━━━━━ Listed entries ━━━━━
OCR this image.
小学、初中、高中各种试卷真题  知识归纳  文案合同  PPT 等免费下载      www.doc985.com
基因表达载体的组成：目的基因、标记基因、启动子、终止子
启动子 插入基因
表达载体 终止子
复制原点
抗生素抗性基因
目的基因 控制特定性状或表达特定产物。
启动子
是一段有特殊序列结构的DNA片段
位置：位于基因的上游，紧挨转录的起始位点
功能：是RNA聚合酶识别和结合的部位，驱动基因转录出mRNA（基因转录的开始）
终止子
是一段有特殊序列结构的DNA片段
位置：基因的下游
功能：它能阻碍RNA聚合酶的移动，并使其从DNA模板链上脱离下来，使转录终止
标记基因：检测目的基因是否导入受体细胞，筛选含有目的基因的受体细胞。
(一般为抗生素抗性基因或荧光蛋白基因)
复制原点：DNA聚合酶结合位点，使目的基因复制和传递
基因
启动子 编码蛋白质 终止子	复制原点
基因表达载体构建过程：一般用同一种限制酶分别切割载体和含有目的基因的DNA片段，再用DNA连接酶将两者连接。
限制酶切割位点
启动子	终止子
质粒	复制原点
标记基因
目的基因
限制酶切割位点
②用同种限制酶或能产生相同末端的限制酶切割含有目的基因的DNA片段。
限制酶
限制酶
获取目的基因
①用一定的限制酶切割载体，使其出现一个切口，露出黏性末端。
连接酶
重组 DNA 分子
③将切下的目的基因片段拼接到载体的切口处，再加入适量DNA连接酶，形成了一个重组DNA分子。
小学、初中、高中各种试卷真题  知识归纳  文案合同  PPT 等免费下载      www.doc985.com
━━━━━
Having read the material, return all of it word for word.

OCR this image.
小学、初中、高中各种试卷真题  知识归纳  文案合同  PPT 等免费下载      www.doc985.com
基因表达载体的组成：目的基因、标记基因、启动子、终止子
启动子 插入基因
表达载体 终止子
复制原点
抗生素抗性基因
目的基因 控制特定性状或表达特定产物。
启动子
是一段有特殊序列结构的DNA片段
位置：位于基因的上游，紧挨转录的起始位点
功能：是RNA聚合酶识别和结合的部位，驱动基因转录出mRNA（基因转录的开始）
终止子
是一段有特殊序列结构的DNA片段
位置：基因的下游
功能：它能阻碍RNA聚合酶的移动，并使其从DNA模板链上脱离下来，使转录终止
标记基因：检测目的基因是否导入受体细胞，筛选含有目的基因的受体细胞。
(一般为抗生素抗性基因或荧光蛋白基因)
复制原点：DNA聚合酶结合位点，使目的基因复制和传递
基因
启动子 编码蛋白质 终止子	复制原点
基因表达载体构建过程：一般用同一种限制酶分别切割载体和含有目的基因的DNA片段，再用DNA连接酶将两者连接。
限制酶切割位点
启动子	终止子
质粒	复制原点
标记基因
目的基因
限制酶切割位点
②用同种限制酶或能产生相同末端的限制酶切割含有目的基因的DNA片段。
限制酶
限制酶
获取目的基因
①用一定的限制酶切割载体，使其出现一个切口，露出黏性末端。
连接酶
重组 DNA 分子
③将切下的目的基因片段拼接到载体的切口处，再加入适量DNA连接酶，形成了一个重组DNA分子。
小学、初中、高中各种试卷真题  知识归纳  文案合同  PPT 等免费下载      www.doc985.com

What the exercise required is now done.